#### INPUT
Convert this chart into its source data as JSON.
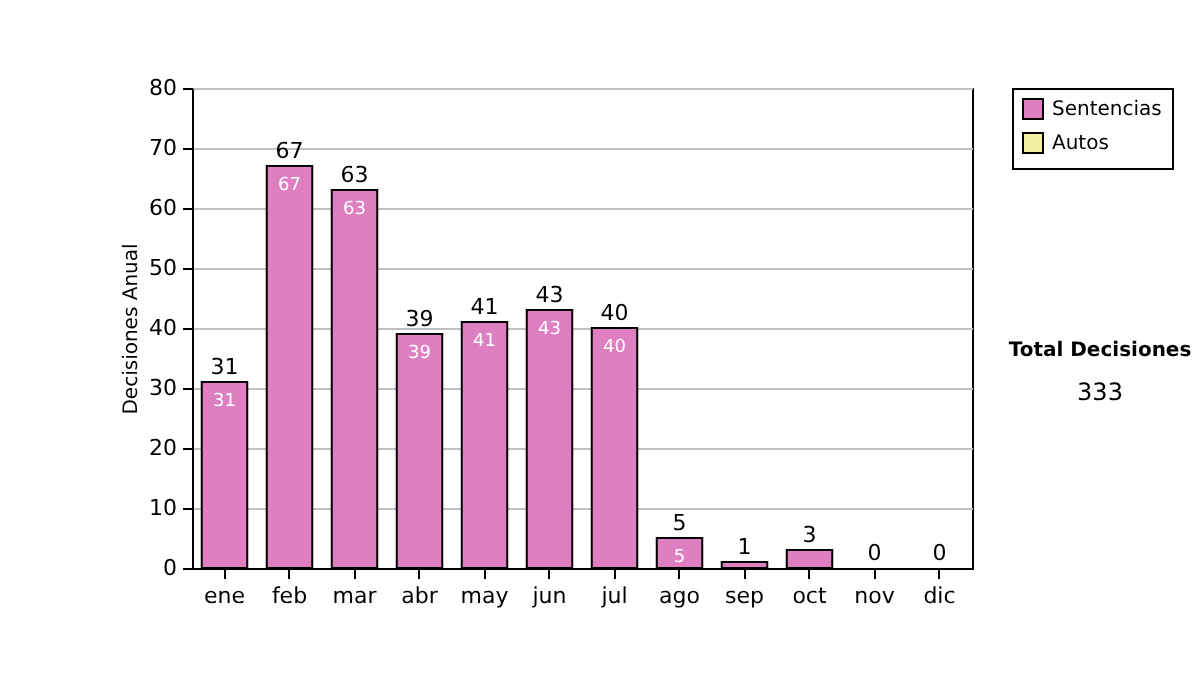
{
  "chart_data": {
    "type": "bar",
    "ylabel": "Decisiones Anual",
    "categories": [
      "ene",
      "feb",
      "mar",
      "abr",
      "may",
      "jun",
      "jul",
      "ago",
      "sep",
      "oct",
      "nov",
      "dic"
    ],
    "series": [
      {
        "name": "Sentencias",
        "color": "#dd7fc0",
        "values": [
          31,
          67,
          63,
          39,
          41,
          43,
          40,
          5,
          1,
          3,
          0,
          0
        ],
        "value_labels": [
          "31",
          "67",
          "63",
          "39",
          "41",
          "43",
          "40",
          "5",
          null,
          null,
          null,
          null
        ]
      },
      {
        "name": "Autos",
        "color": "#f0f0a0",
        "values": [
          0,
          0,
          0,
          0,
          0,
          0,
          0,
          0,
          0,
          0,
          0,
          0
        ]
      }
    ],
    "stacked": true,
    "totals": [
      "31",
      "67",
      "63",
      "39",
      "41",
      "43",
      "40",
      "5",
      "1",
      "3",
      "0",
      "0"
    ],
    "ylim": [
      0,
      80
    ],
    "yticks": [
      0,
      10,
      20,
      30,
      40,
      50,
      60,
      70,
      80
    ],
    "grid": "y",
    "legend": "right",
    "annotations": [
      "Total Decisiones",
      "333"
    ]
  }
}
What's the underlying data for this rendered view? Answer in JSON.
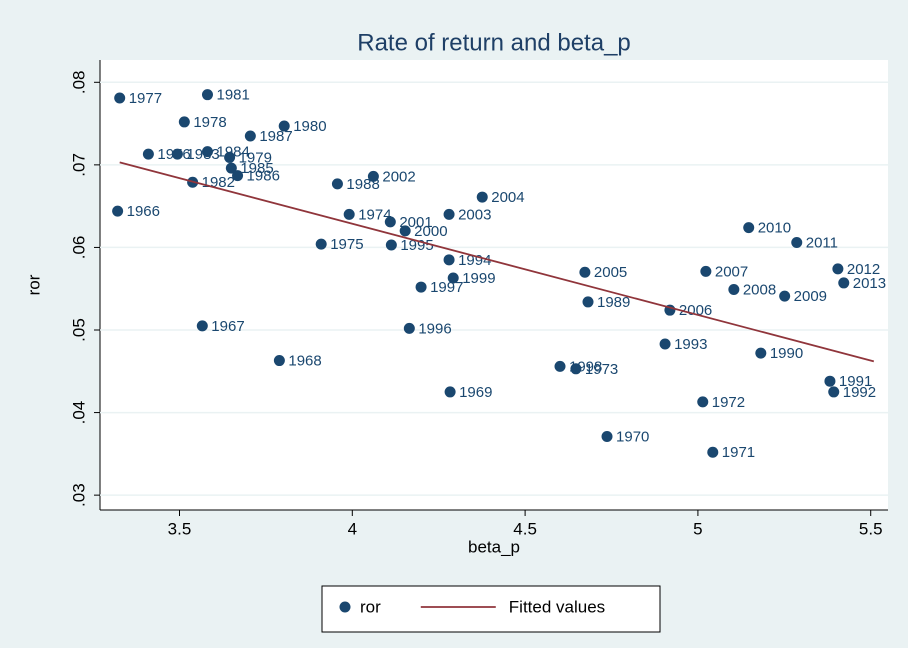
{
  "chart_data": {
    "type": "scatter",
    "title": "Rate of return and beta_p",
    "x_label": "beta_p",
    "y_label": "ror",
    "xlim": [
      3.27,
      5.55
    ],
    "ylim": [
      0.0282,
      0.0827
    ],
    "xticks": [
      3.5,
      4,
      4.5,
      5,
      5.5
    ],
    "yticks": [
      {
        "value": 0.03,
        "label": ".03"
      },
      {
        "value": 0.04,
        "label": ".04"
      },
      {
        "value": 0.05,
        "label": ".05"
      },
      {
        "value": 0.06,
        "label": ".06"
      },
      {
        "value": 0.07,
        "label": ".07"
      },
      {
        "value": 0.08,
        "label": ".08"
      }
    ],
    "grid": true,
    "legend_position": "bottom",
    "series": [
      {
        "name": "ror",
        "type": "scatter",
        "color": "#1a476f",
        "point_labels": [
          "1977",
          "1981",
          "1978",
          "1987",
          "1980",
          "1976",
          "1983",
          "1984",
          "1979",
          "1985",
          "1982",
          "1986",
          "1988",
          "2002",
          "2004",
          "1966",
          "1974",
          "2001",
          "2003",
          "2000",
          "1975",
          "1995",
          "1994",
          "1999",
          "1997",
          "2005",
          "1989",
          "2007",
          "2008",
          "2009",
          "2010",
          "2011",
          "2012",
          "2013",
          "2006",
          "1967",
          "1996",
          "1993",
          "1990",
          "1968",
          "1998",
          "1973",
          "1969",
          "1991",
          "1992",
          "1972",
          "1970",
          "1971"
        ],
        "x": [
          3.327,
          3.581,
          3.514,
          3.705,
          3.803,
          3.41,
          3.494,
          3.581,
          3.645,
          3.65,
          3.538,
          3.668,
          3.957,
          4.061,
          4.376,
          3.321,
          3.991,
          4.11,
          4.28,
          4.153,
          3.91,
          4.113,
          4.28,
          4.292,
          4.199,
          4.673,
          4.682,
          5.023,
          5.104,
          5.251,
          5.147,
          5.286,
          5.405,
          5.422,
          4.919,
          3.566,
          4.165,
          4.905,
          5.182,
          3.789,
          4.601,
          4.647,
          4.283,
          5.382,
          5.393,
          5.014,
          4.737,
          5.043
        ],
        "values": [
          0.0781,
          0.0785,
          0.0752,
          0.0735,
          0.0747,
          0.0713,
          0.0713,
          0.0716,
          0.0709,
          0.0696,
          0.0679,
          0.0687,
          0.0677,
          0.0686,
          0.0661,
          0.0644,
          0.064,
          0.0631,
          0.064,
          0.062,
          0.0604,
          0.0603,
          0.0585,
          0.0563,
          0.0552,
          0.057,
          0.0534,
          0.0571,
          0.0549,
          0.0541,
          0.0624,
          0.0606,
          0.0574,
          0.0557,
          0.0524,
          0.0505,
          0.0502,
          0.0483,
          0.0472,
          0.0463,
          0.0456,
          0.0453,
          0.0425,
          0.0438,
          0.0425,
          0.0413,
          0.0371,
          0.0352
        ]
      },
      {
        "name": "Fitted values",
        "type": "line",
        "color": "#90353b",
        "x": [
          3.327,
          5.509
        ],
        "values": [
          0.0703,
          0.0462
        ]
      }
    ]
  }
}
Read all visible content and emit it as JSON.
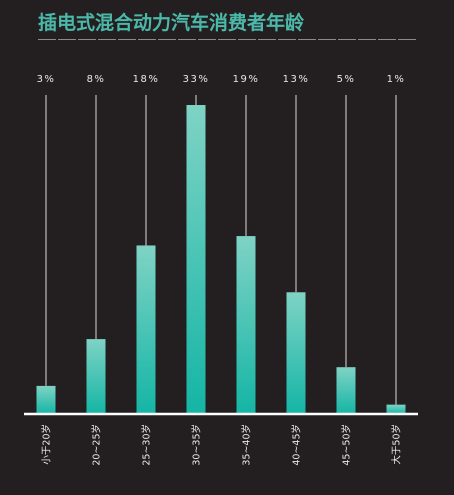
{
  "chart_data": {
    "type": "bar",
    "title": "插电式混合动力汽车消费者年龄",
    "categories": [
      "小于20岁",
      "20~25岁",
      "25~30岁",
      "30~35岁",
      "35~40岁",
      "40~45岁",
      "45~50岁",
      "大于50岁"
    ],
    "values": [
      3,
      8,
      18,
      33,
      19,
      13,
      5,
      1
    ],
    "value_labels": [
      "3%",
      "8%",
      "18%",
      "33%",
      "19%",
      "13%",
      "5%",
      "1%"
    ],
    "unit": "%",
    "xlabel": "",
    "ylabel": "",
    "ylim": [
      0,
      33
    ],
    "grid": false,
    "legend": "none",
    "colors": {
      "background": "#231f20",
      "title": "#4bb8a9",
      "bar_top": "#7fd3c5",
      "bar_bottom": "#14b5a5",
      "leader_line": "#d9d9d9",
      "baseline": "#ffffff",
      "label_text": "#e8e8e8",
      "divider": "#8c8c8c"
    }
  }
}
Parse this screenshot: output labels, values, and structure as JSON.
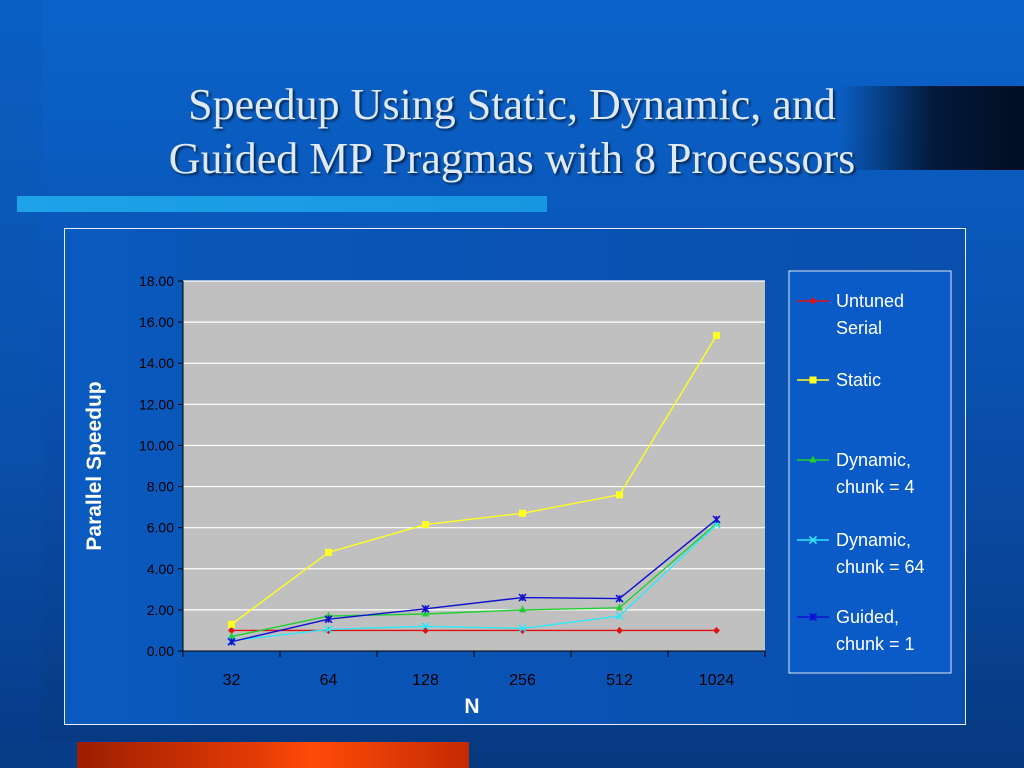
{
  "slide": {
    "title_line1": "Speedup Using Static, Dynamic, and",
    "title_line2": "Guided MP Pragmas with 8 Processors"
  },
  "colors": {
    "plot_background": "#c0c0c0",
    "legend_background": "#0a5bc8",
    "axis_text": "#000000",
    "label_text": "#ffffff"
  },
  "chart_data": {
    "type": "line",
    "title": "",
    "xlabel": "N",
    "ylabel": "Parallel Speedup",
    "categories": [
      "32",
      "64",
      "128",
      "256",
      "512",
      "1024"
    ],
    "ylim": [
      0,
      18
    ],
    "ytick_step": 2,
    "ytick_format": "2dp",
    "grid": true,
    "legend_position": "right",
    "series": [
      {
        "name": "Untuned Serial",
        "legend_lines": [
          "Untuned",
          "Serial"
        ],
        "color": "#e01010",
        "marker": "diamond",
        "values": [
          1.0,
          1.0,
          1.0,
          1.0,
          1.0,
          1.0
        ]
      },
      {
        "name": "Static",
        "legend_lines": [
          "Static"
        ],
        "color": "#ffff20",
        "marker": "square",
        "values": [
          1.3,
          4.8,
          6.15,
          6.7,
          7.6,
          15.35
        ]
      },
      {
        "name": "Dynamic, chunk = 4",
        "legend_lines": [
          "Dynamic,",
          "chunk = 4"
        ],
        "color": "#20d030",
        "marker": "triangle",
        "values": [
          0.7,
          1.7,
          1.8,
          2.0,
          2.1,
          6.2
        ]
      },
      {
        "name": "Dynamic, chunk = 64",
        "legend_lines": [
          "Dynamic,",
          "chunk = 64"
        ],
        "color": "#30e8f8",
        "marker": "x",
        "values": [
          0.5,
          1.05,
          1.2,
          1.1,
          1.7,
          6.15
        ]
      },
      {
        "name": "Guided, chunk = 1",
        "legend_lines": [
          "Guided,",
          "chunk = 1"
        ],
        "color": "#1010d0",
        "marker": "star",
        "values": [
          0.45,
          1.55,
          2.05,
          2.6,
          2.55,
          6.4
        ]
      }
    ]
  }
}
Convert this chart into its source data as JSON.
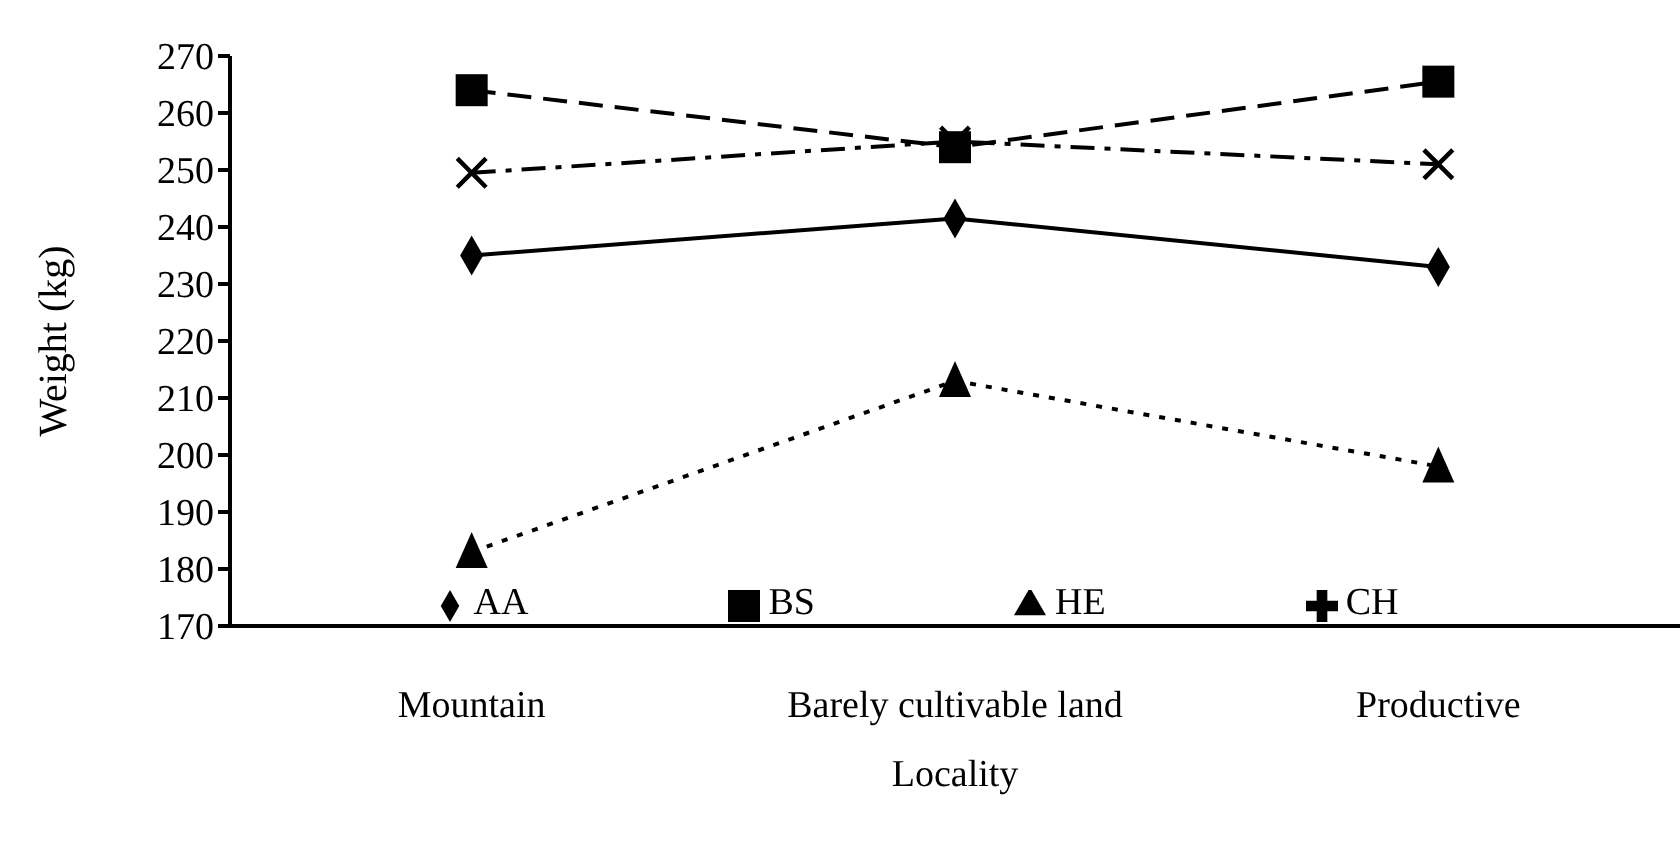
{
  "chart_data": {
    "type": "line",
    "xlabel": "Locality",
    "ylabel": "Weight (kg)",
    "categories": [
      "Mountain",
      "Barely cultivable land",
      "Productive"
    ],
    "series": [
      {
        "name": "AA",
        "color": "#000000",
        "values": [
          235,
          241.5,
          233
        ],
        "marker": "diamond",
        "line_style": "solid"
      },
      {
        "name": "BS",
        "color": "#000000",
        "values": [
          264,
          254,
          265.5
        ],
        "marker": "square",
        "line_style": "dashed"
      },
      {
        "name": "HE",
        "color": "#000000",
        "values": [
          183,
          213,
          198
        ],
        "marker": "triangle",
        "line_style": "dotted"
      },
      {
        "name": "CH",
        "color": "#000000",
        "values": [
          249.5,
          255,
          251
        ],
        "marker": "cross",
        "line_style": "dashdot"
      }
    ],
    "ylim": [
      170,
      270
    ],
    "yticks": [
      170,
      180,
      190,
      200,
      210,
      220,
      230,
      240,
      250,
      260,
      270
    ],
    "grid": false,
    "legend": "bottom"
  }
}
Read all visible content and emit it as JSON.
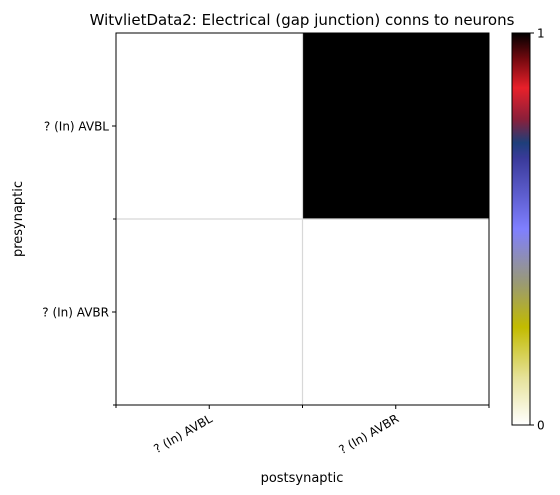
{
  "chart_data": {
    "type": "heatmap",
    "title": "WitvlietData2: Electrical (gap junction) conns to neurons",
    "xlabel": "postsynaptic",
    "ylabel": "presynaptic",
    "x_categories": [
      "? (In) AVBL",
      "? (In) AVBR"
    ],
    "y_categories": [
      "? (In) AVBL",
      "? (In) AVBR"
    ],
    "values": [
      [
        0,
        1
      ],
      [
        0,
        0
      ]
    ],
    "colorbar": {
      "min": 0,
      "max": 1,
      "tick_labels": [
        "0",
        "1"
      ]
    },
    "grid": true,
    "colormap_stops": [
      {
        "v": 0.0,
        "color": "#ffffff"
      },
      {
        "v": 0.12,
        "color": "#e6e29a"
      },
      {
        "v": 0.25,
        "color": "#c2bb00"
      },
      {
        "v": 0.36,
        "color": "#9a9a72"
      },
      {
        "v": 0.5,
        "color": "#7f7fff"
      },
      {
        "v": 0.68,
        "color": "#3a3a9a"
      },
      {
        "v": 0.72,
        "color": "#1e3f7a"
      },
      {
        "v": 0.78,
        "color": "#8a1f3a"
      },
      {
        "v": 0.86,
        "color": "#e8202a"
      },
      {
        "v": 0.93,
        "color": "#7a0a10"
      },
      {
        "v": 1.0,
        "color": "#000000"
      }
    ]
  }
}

#### WRITTEN REQUEST
Identify and copy the lines holding the word "chunk".

#### CORRECT RESPONSE
        "name": "Dynamic, chunk = 4",
          "chunk = 4"
        "name": "Dynamic, chunk = 64",
          "chunk = 64"
        "name": "Guided, chunk = 1",
          "chunk = 1"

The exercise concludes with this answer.